Exercise objective: Read through the records below and copy each line that uses the word "UNIQUE".
______________________________
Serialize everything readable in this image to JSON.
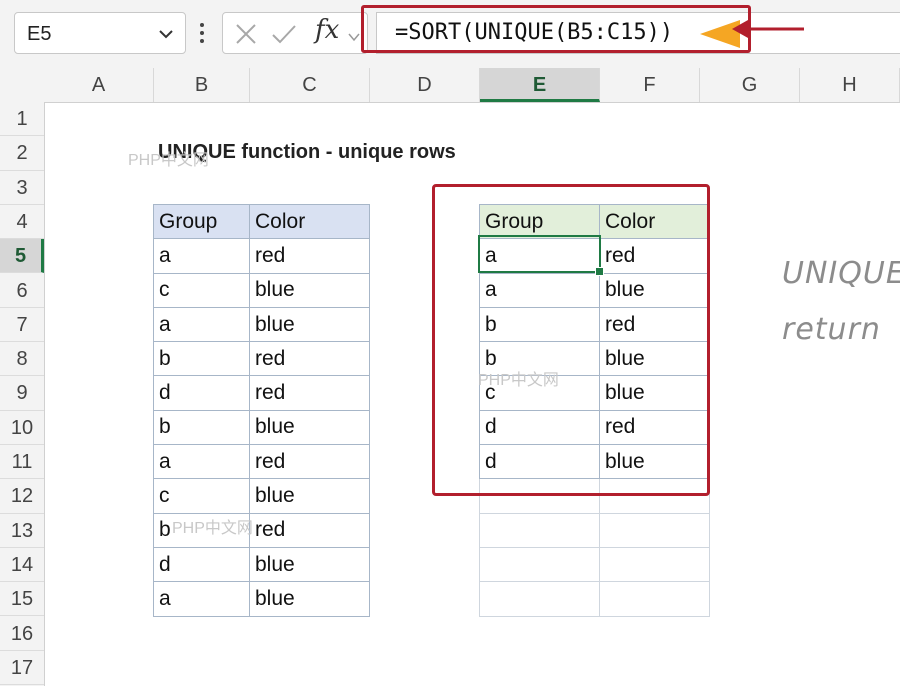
{
  "formula_bar": {
    "name_box": "E5",
    "formula": "=SORT(UNIQUE(B5:C15))",
    "fx_label": "fx"
  },
  "columns": [
    "A",
    "B",
    "C",
    "D",
    "E",
    "F",
    "G",
    "H"
  ],
  "selected_column": "E",
  "rows": [
    "1",
    "2",
    "3",
    "4",
    "5",
    "6",
    "7",
    "8",
    "9",
    "10",
    "11",
    "12",
    "13",
    "14",
    "15",
    "16",
    "17"
  ],
  "selected_row": "5",
  "sheet": {
    "title": "UNIQUE function - unique rows",
    "source_table": {
      "headers": [
        "Group",
        "Color"
      ],
      "rows": [
        [
          "a",
          "red"
        ],
        [
          "c",
          "blue"
        ],
        [
          "a",
          "blue"
        ],
        [
          "b",
          "red"
        ],
        [
          "d",
          "red"
        ],
        [
          "b",
          "blue"
        ],
        [
          "a",
          "red"
        ],
        [
          "c",
          "blue"
        ],
        [
          "b",
          "red"
        ],
        [
          "d",
          "blue"
        ],
        [
          "a",
          "blue"
        ]
      ]
    },
    "result_table": {
      "headers": [
        "Group",
        "Color"
      ],
      "rows": [
        [
          "a",
          "red"
        ],
        [
          "a",
          "blue"
        ],
        [
          "b",
          "red"
        ],
        [
          "b",
          "blue"
        ],
        [
          "c",
          "blue"
        ],
        [
          "d",
          "red"
        ],
        [
          "d",
          "blue"
        ]
      ],
      "empty_rows": 4
    },
    "note_lines": [
      "UNIQUE",
      "return"
    ]
  },
  "watermarks": [
    "PHP中文网",
    "PHP中文网",
    "PHP中文网"
  ],
  "colors": {
    "highlight_red": "#b21f2d",
    "arrow_orange": "#f5a623",
    "selection_green": "#1f7a44",
    "source_header_fill": "#d9e1f2",
    "result_header_fill": "#e2efda"
  },
  "icons": [
    "chevron-down-icon",
    "vertical-dots-icon",
    "cancel-x-icon",
    "confirm-check-icon",
    "fx-icon"
  ]
}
______________________________
Exercise answer:
    "formula": "=SORT(UNIQUE(B5:C15))",
    "title": "UNIQUE function - unique rows",
      "UNIQUE",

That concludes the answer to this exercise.